REQUIRED WORK: Each line below should be reproduced without any alteration.

=======

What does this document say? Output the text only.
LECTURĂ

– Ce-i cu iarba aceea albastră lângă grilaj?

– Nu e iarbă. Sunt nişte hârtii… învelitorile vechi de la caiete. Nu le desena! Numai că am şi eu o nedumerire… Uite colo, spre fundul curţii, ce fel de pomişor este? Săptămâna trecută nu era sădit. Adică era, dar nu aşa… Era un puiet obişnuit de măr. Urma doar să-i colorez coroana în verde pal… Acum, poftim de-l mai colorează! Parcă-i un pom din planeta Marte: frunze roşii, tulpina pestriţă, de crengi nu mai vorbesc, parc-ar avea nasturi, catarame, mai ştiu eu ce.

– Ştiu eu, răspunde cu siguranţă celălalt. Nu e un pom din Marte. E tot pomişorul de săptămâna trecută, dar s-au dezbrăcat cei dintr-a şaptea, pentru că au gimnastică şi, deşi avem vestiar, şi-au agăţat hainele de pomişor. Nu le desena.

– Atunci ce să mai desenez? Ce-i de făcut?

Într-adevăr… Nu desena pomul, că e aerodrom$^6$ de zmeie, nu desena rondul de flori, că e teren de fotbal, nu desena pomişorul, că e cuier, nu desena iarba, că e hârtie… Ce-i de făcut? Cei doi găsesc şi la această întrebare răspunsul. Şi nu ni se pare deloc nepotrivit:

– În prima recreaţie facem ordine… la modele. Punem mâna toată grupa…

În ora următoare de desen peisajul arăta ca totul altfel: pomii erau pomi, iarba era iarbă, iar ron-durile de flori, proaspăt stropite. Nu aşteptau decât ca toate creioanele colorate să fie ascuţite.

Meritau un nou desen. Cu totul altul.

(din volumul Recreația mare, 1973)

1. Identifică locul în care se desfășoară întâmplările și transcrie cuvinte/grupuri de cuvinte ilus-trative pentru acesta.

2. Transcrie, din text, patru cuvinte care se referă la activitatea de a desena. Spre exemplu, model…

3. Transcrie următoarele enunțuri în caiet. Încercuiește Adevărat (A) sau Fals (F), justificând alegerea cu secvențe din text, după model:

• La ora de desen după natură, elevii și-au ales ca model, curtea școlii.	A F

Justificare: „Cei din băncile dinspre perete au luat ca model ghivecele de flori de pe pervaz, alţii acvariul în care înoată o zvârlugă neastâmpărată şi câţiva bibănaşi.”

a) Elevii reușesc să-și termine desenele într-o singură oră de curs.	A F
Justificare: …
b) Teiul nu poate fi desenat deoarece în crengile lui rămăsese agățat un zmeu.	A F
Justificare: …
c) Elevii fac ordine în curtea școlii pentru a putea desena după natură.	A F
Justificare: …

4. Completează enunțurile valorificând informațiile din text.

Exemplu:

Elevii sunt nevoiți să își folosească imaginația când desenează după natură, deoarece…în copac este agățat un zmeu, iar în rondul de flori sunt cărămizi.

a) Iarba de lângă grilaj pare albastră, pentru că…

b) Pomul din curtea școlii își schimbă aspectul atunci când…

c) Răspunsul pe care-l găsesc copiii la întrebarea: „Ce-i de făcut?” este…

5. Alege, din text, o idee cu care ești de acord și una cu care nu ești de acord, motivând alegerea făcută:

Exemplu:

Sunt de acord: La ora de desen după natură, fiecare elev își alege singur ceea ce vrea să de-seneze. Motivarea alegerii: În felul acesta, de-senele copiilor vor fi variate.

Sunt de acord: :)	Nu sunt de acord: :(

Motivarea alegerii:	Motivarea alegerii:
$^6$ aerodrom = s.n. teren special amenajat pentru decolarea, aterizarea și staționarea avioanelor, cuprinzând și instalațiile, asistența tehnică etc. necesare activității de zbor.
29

=======

TASK RESPONSE:
What does this document say? Output the text only.
LECTURĂ

– Ce-i cu iarba aceea albastră lângă grilaj?

– Nu e iarbă. Sunt nişte hârtii… învelitorile vechi de la caiete. Nu le desena! Numai că am şi eu o nedumerire… Uite colo, spre fundul curţii, ce fel de pomişor este? Săptămâna trecută nu era sădit. Adică era, dar nu aşa… Era un puiet obişnuit de măr. Urma doar să-i colorez coroana în verde pal… Acum, poftim de-l mai colorează! Parcă-i un pom din planeta Marte: frunze roşii, tulpina pestriţă, de crengi nu mai vorbesc, parc-ar avea nasturi, catarame, mai ştiu eu ce.

– Ştiu eu, răspunde cu siguranţă celălalt. Nu e un pom din Marte. E tot pomişorul de săptămâna trecută, dar s-au dezbrăcat cei dintr-a şaptea, pentru că au gimnastică şi, deşi avem vestiar, şi-au agăţat hainele de pomişor. Nu le desena.

– Atunci ce să mai desenez? Ce-i de făcut?

Într-adevăr… Nu desena pomul, că e aerodrom$^6$ de zmeie, nu desena rondul de flori, că e teren de fotbal, nu desena pomişorul, că e cuier, nu desena iarba, că e hârtie… Ce-i de făcut? Cei doi găsesc şi la această întrebare răspunsul. Şi nu ni se pare deloc nepotrivit:

– În prima recreaţie facem ordine… la modele. Punem mâna toată grupa…

În ora următoare de desen peisajul arăta ca totul altfel: pomii erau pomi, iarba era iarbă, iar ron-durile de flori, proaspăt stropite. Nu aşteptau decât ca toate creioanele colorate să fie ascuţite.

Meritau un nou desen. Cu totul altul.

(din volumul Recreația mare, 1973)

1. Identifică locul în care se desfășoară întâmplările și transcrie cuvinte/grupuri de cuvinte ilus-trative pentru acesta.

2. Transcrie, din text, patru cuvinte care se referă la activitatea de a desena. Spre exemplu, model…

3. Transcrie următoarele enunțuri în caiet. Încercuiește Adevărat (A) sau Fals (F), justificând alegerea cu secvențe din text, după model:

• La ora de desen după natură, elevii și-au ales ca model, curtea școlii.	A F

Justificare: „Cei din băncile dinspre perete au luat ca model ghivecele de flori de pe pervaz, alţii acvariul în care înoată o zvârlugă neastâmpărată şi câţiva bibănaşi.”

a) Elevii reușesc să-și termine desenele într-o singură oră de curs.	A F
Justificare: …
b) Teiul nu poate fi desenat deoarece în crengile lui rămăsese agățat un zmeu.	A F
Justificare: …
c) Elevii fac ordine în curtea școlii pentru a putea desena după natură.	A F
Justificare: …

4. Completează enunțurile valorificând informațiile din text.

Exemplu:

Elevii sunt nevoiți să își folosească imaginația când desenează după natură, deoarece…în copac este agățat un zmeu, iar în rondul de flori sunt cărămizi.

a) Iarba de lângă grilaj pare albastră, pentru că…

b) Pomul din curtea școlii își schimbă aspectul atunci când…

c) Răspunsul pe care-l găsesc copiii la întrebarea: „Ce-i de făcut?” este…

5. Alege, din text, o idee cu care ești de acord și una cu care nu ești de acord, motivând alegerea făcută:

Exemplu:

Sunt de acord: La ora de desen după natură, fiecare elev își alege singur ceea ce vrea să de-seneze. Motivarea alegerii: În felul acesta, de-senele copiilor vor fi variate.

Sunt de acord: :)	Nu sunt de acord: :(

Motivarea alegerii:	Motivarea alegerii:
$^6$ aerodrom = s.n. teren special amenajat pentru decolarea, aterizarea și staționarea avioanelor, cuprinzând și instalațiile, asistența tehnică etc. necesare activității de zbor.
29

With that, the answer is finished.